═════ Data for the task ═════

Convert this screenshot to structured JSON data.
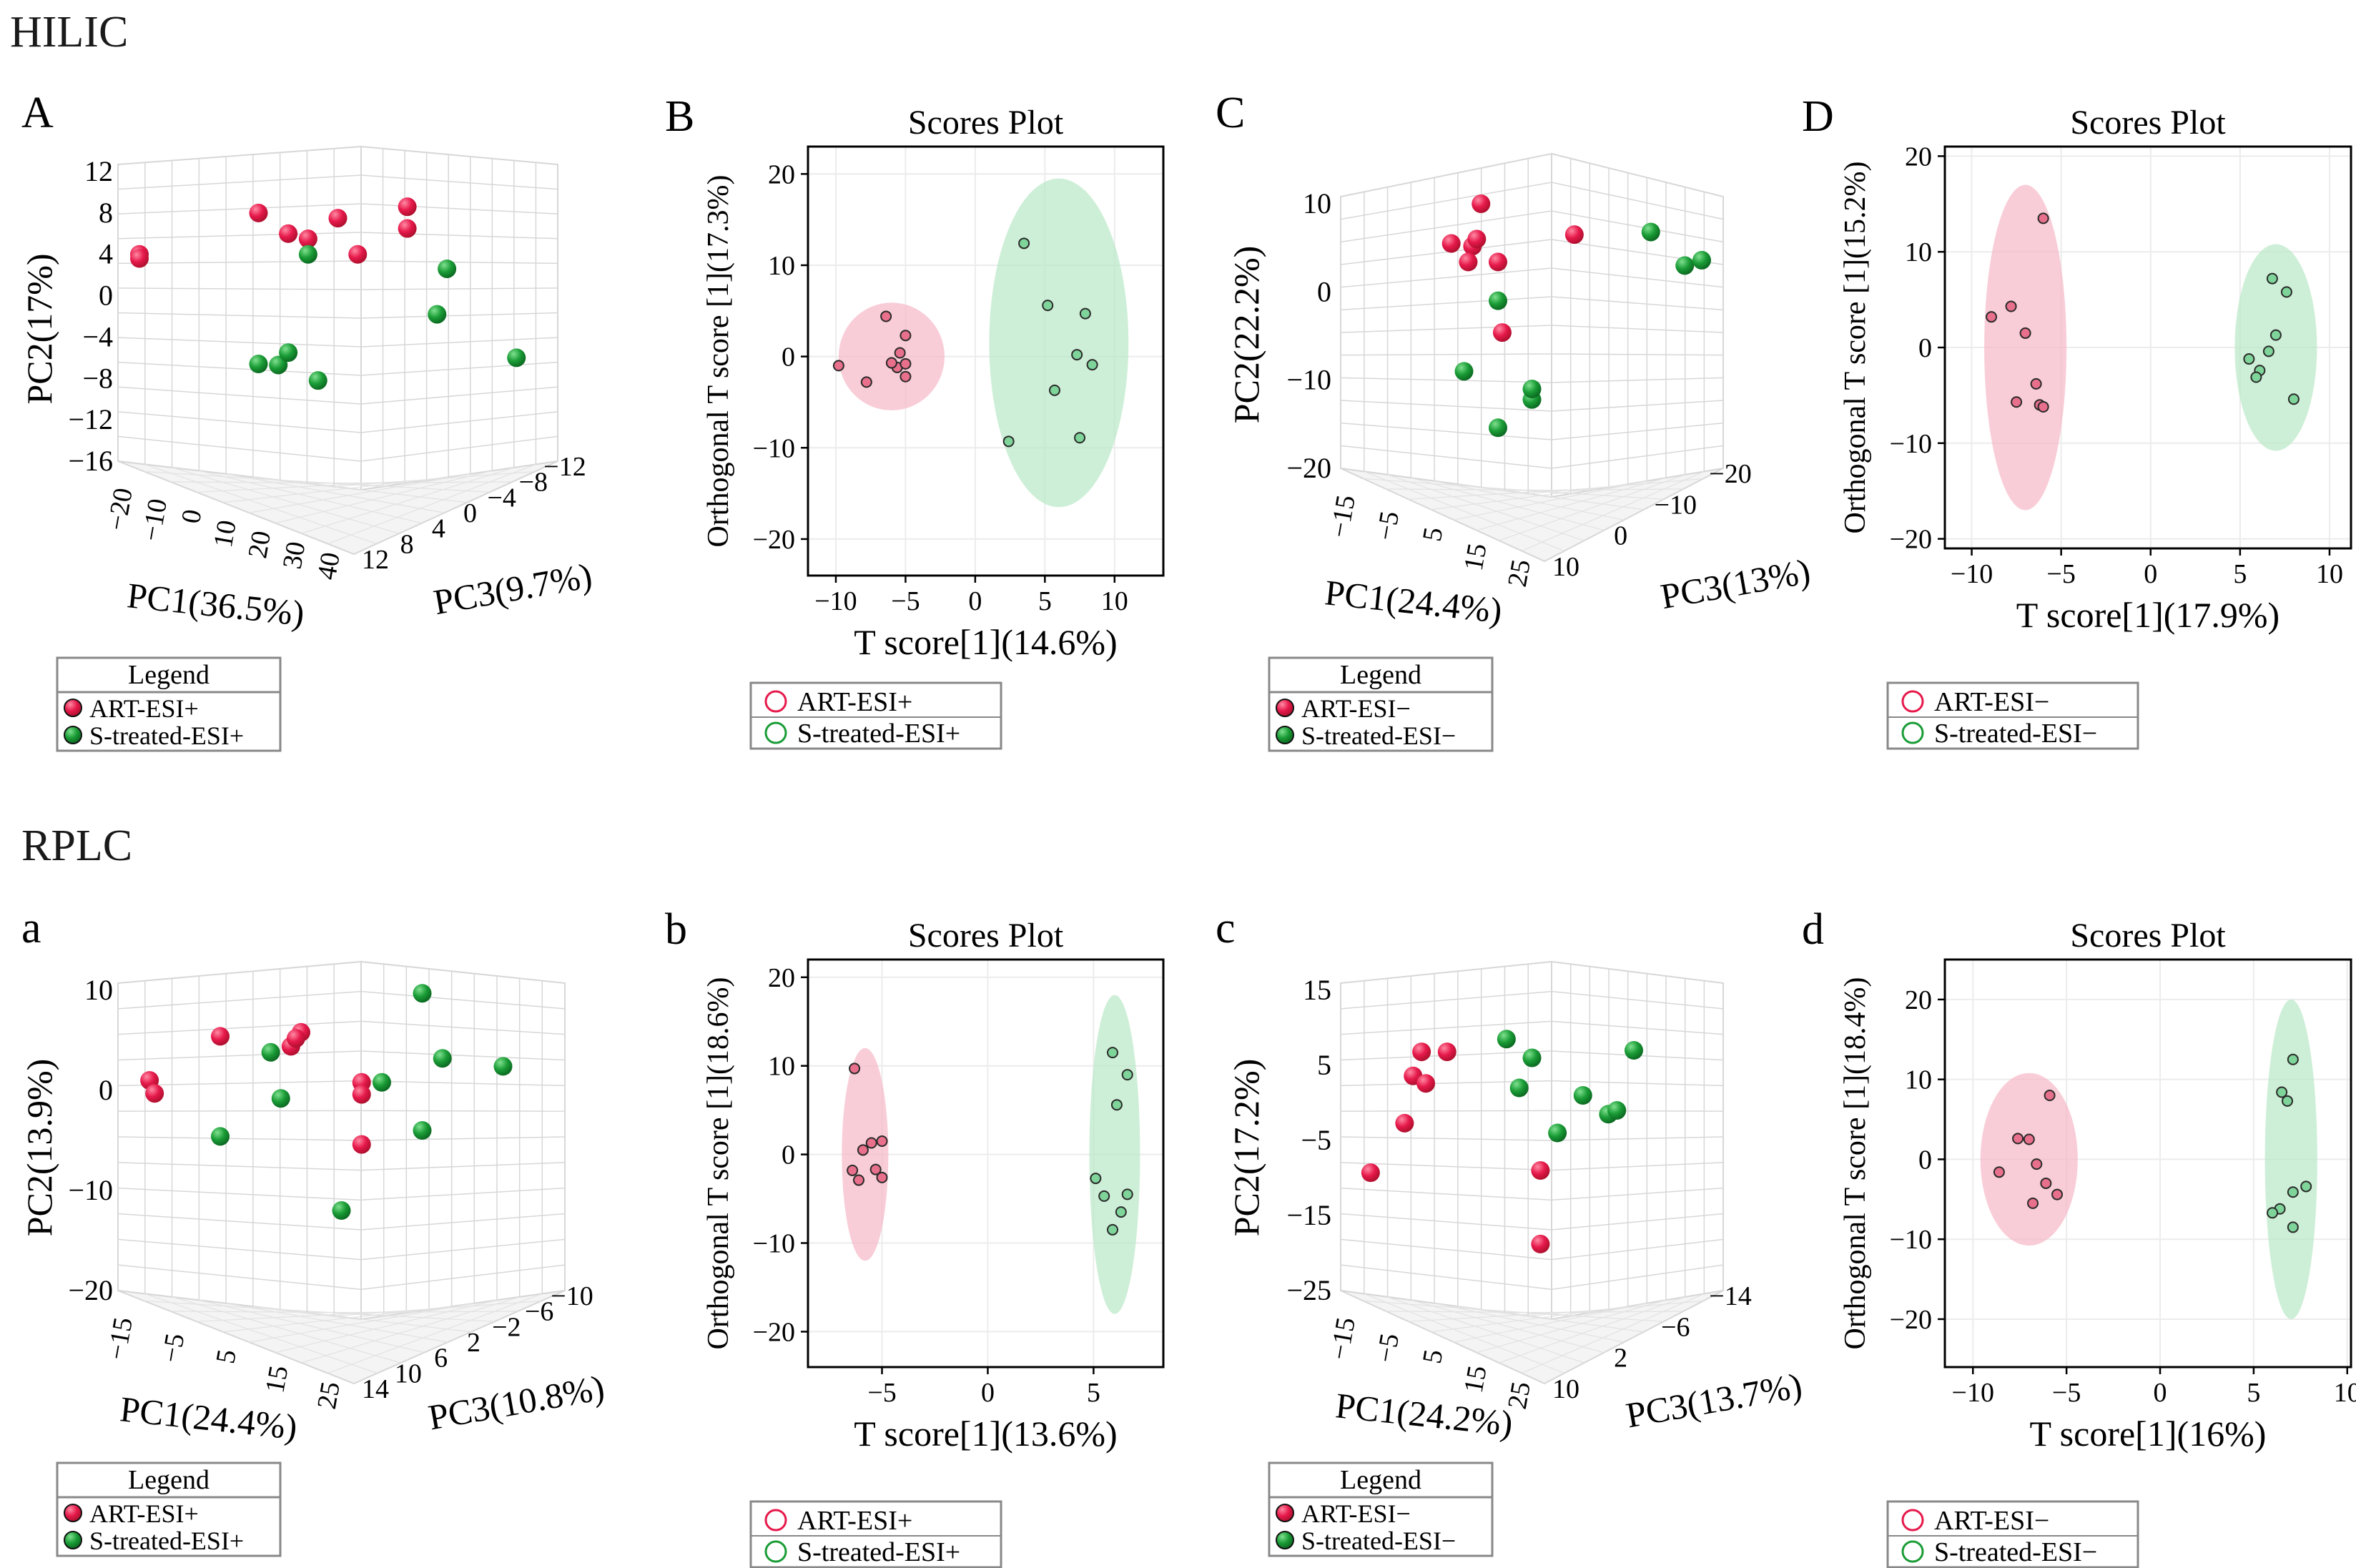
{
  "sections": {
    "hilic": "HILIC",
    "rplc": "RPLC"
  },
  "colors": {
    "art": "#e6194b",
    "art_dark": "#b0102f",
    "s": "#1a9c36",
    "s_dark": "#0c6b22",
    "art_ellipse": "#f7b8c6",
    "s_ellipse": "#b9e8c6",
    "grid": "#d7d7d7"
  },
  "chart_data": [
    {
      "id": "A",
      "panel_label": "A",
      "type": "scatter3d",
      "zlabel": "PC2(17%)",
      "xlabel": "PC1(36.5%)",
      "ylabel": "PC3(9.7%)",
      "z_ticks": [
        "12",
        "8",
        "4",
        "0",
        "−4",
        "−8",
        "−12",
        "−16"
      ],
      "x_ticks": [
        "−20",
        "−10",
        "0",
        "10",
        "20",
        "30",
        "40"
      ],
      "y_ticks": [
        "12",
        "8",
        "4",
        "0",
        "−4",
        "−8",
        "−12"
      ],
      "legend_title": "Legend",
      "legend": [
        "ART-ESI+",
        "S-treated-ESI+"
      ],
      "series": [
        {
          "name": "ART-ESI+",
          "points": [
            [
              -20,
              4
            ],
            [
              -20,
              3.6
            ],
            [
              4,
              8
            ],
            [
              20,
              7.5
            ],
            [
              10,
              6
            ],
            [
              14,
              5.5
            ],
            [
              24,
              4
            ],
            [
              34,
              8.6
            ],
            [
              34,
              6.5
            ]
          ]
        },
        {
          "name": "S-treated-ESI+",
          "points": [
            [
              14,
              4
            ],
            [
              40,
              -1.8
            ],
            [
              42,
              2.6
            ],
            [
              4,
              -6.6
            ],
            [
              8,
              -6.7
            ],
            [
              10,
              -5.5
            ],
            [
              16,
              -8.2
            ],
            [
              56,
              -6
            ]
          ]
        }
      ]
    },
    {
      "id": "B",
      "panel_label": "B",
      "type": "scatter",
      "title": "Scores Plot",
      "xlabel": "T score[1](14.6%)",
      "ylabel": "Orthogonal T score [1](17.3%)",
      "xlim": [
        -12,
        13.5
      ],
      "ylim": [
        -24,
        23
      ],
      "x_ticks": [
        -10,
        -5,
        0,
        5,
        10
      ],
      "y_ticks": [
        -20,
        -10,
        0,
        10,
        20
      ],
      "legend": [
        "ART-ESI+",
        "S-treated-ESI+"
      ],
      "ellipses": [
        {
          "series": "ART-ESI+",
          "cx": -6,
          "cy": 0,
          "rx": 3.8,
          "ry": 5.9
        },
        {
          "series": "S-treated-ESI+",
          "cx": 6,
          "cy": 1.5,
          "rx": 5,
          "ry": 18
        }
      ],
      "series": [
        {
          "name": "ART-ESI+",
          "points": [
            [
              -9.8,
              -1
            ],
            [
              -7.8,
              -2.8
            ],
            [
              -6.4,
              4.4
            ],
            [
              -5.6,
              -1.2
            ],
            [
              -5.4,
              0.4
            ],
            [
              -5,
              -0.8
            ],
            [
              -5,
              2.3
            ],
            [
              -5,
              -2.2
            ],
            [
              -6,
              -0.7
            ]
          ]
        },
        {
          "name": "S-treated-ESI+",
          "points": [
            [
              3.5,
              12.4
            ],
            [
              5.2,
              5.6
            ],
            [
              7.9,
              4.7
            ],
            [
              7.3,
              0.2
            ],
            [
              8.4,
              -0.9
            ],
            [
              5.7,
              -3.7
            ],
            [
              2.4,
              -9.3
            ],
            [
              7.5,
              -8.9
            ]
          ]
        }
      ]
    },
    {
      "id": "C",
      "panel_label": "C",
      "type": "scatter3d",
      "zlabel": "PC2(22.2%)",
      "xlabel": "PC1(24.4%)",
      "ylabel": "PC3(13%)",
      "z_ticks": [
        "10",
        "0",
        "−10",
        "−20"
      ],
      "x_ticks": [
        "−15",
        "−5",
        "5",
        "15",
        "25"
      ],
      "y_ticks": [
        "10",
        "0",
        "−10",
        "−20"
      ],
      "legend_title": "Legend",
      "legend": [
        "ART-ESI−",
        "S-treated-ESI−"
      ],
      "series": [
        {
          "name": "ART-ESI−",
          "points": [
            [
              8,
              10
            ],
            [
              1,
              5.5
            ],
            [
              6,
              5.2
            ],
            [
              7,
              6
            ],
            [
              5,
              3.4
            ],
            [
              12,
              3.4
            ],
            [
              30,
              6.5
            ],
            [
              13,
              -4.6
            ]
          ]
        },
        {
          "name": "S-treated-ESI−",
          "points": [
            [
              12,
              -1
            ],
            [
              4,
              -9
            ],
            [
              12,
              -15.4
            ],
            [
              20,
              -12.2
            ],
            [
              20,
              -11
            ],
            [
              48,
              6.8
            ],
            [
              56,
              3
            ],
            [
              60,
              3.6
            ]
          ]
        }
      ]
    },
    {
      "id": "D",
      "panel_label": "D",
      "type": "scatter",
      "title": "Scores Plot",
      "xlabel": "T score[1](17.9%)",
      "ylabel": "Orthogonal T score [1](15.2%)",
      "xlim": [
        -11.5,
        11.2
      ],
      "ylim": [
        -21,
        21
      ],
      "x_ticks": [
        -10,
        -5,
        0,
        5,
        10
      ],
      "y_ticks": [
        -20,
        -10,
        0,
        10,
        20
      ],
      "legend": [
        "ART-ESI−",
        "S-treated-ESI−"
      ],
      "ellipses": [
        {
          "series": "ART-ESI−",
          "cx": -7,
          "cy": 0,
          "rx": 2.3,
          "ry": 17
        },
        {
          "series": "S-treated-ESI−",
          "cx": 7,
          "cy": 0,
          "rx": 2.3,
          "ry": 10.8
        }
      ],
      "series": [
        {
          "name": "ART-ESI−",
          "points": [
            [
              -6,
              13.5
            ],
            [
              -7.8,
              4.3
            ],
            [
              -8.9,
              3.2
            ],
            [
              -7,
              1.5
            ],
            [
              -6.4,
              -3.8
            ],
            [
              -7.5,
              -5.7
            ],
            [
              -6.2,
              -6
            ],
            [
              -6,
              -6.2
            ]
          ]
        },
        {
          "name": "S-treated-ESI−",
          "points": [
            [
              6.8,
              7.2
            ],
            [
              7.6,
              5.8
            ],
            [
              7,
              1.3
            ],
            [
              6.6,
              -0.4
            ],
            [
              5.5,
              -1.2
            ],
            [
              6.1,
              -2.4
            ],
            [
              5.9,
              -3.1
            ],
            [
              8,
              -5.4
            ]
          ]
        }
      ]
    },
    {
      "id": "a",
      "panel_label": "a",
      "type": "scatter3d",
      "zlabel": "PC2(13.9%)",
      "xlabel": "PC1(24.4%)",
      "ylabel": "PC3(10.8%)",
      "z_ticks": [
        "10",
        "0",
        "−10",
        "−20"
      ],
      "x_ticks": [
        "−15",
        "−5",
        "5",
        "15",
        "25"
      ],
      "y_ticks": [
        "14",
        "10",
        "6",
        "2",
        "−2",
        "−6",
        "−10"
      ],
      "legend_title": "Legend",
      "legend": [
        "ART-ESI+",
        "S-treated-ESI+"
      ],
      "series": [
        {
          "name": "ART-ESI+",
          "points": [
            [
              -18,
              1
            ],
            [
              -17,
              -0.3
            ],
            [
              -4,
              5.4
            ],
            [
              10,
              4.4
            ],
            [
              12,
              5.8
            ],
            [
              11,
              5.2
            ],
            [
              24,
              0.8
            ],
            [
              24,
              -0.4
            ],
            [
              24,
              -5.4
            ]
          ]
        },
        {
          "name": "S-treated-ESI+",
          "points": [
            [
              6,
              3.8
            ],
            [
              -4,
              -4.6
            ],
            [
              8,
              -0.8
            ],
            [
              28,
              0.8
            ],
            [
              36,
              9.7
            ],
            [
              40,
              3.2
            ],
            [
              52,
              2.4
            ],
            [
              36,
              -4
            ],
            [
              20,
              -12
            ]
          ]
        }
      ]
    },
    {
      "id": "b",
      "panel_label": "b",
      "type": "scatter",
      "title": "Scores Plot",
      "xlabel": "T score[1](13.6%)",
      "ylabel": "Orthogonal T score [1](18.6%)",
      "xlim": [
        -8.5,
        8.3
      ],
      "ylim": [
        -24,
        22
      ],
      "x_ticks": [
        -5,
        0,
        5
      ],
      "y_ticks": [
        -20,
        -10,
        0,
        10,
        20
      ],
      "legend": [
        "ART-ESI+",
        "S-treated-ESI+"
      ],
      "ellipses": [
        {
          "series": "ART-ESI+",
          "cx": -5.8,
          "cy": 0,
          "rx": 1.1,
          "ry": 12
        },
        {
          "series": "S-treated-ESI+",
          "cx": 6,
          "cy": 0,
          "rx": 1.2,
          "ry": 18
        }
      ],
      "series": [
        {
          "name": "ART-ESI+",
          "points": [
            [
              -6.3,
              9.7
            ],
            [
              -5.9,
              0.5
            ],
            [
              -5,
              1.5
            ],
            [
              -5.5,
              1.3
            ],
            [
              -6.4,
              -1.8
            ],
            [
              -6.1,
              -2.9
            ],
            [
              -5.3,
              -1.7
            ],
            [
              -5,
              -2.6
            ]
          ]
        },
        {
          "name": "S-treated-ESI+",
          "points": [
            [
              5.9,
              11.5
            ],
            [
              6.6,
              9
            ],
            [
              6.1,
              5.6
            ],
            [
              5.1,
              -2.7
            ],
            [
              5.5,
              -4.7
            ],
            [
              6.6,
              -4.5
            ],
            [
              6.3,
              -6.5
            ],
            [
              5.9,
              -8.5
            ]
          ]
        }
      ]
    },
    {
      "id": "c",
      "panel_label": "c",
      "type": "scatter3d",
      "zlabel": "PC2(17.2%)",
      "xlabel": "PC1(24.2%)",
      "ylabel": "PC3(13.7%)",
      "z_ticks": [
        "15",
        "5",
        "−5",
        "−15",
        "−25"
      ],
      "x_ticks": [
        "−15",
        "−5",
        "5",
        "15",
        "25"
      ],
      "y_ticks": [
        "10",
        "2",
        "−6",
        "−14"
      ],
      "legend_title": "Legend",
      "legend": [
        "ART-ESI−",
        "S-treated-ESI−"
      ],
      "series": [
        {
          "name": "ART-ESI−",
          "points": [
            [
              -6,
              6.8
            ],
            [
              -8,
              3.6
            ],
            [
              -5,
              2.6
            ],
            [
              0,
              6.8
            ],
            [
              -10,
              -2.7
            ],
            [
              -18,
              -9.3
            ],
            [
              22,
              -9
            ],
            [
              22,
              -18.8
            ]
          ]
        },
        {
          "name": "S-treated-ESI−",
          "points": [
            [
              14,
              8.5
            ],
            [
              20,
              6
            ],
            [
              17,
              2
            ],
            [
              32,
              1
            ],
            [
              26,
              -4
            ],
            [
              38,
              -1.5
            ],
            [
              40,
              -1
            ],
            [
              44,
              7
            ]
          ]
        }
      ]
    },
    {
      "id": "d",
      "panel_label": "d",
      "type": "scatter",
      "title": "Scores Plot",
      "xlabel": "T score[1](16%)",
      "ylabel": "Orthogonal T score [1](18.4%)",
      "xlim": [
        -11.5,
        10.2
      ],
      "ylim": [
        -26,
        25
      ],
      "x_ticks": [
        -10,
        -5,
        0,
        5,
        10
      ],
      "y_ticks": [
        -20,
        -10,
        0,
        10,
        20
      ],
      "legend": [
        "ART-ESI−",
        "S-treated-ESI−"
      ],
      "ellipses": [
        {
          "series": "ART-ESI−",
          "cx": -7,
          "cy": 0,
          "rx": 2.6,
          "ry": 10.8
        },
        {
          "series": "S-treated-ESI−",
          "cx": 7,
          "cy": 0,
          "rx": 1.4,
          "ry": 20
        }
      ],
      "series": [
        {
          "name": "ART-ESI−",
          "points": [
            [
              -5.9,
              8
            ],
            [
              -7.6,
              2.6
            ],
            [
              -7,
              2.5
            ],
            [
              -8.6,
              -1.6
            ],
            [
              -6.6,
              -0.6
            ],
            [
              -6.1,
              -3
            ],
            [
              -5.5,
              -4.4
            ],
            [
              -6.8,
              -5.5
            ]
          ]
        },
        {
          "name": "S-treated-ESI−",
          "points": [
            [
              7.1,
              12.5
            ],
            [
              6.5,
              8.4
            ],
            [
              6.8,
              7.3
            ],
            [
              7.8,
              -3.4
            ],
            [
              7.1,
              -4.1
            ],
            [
              6.4,
              -6.2
            ],
            [
              6,
              -6.7
            ],
            [
              7.1,
              -8.5
            ]
          ]
        }
      ]
    }
  ]
}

═════

**Exercise goal**. State how many lines of the records hold the string "ylabel", and nothing else.

**Task solution**. 8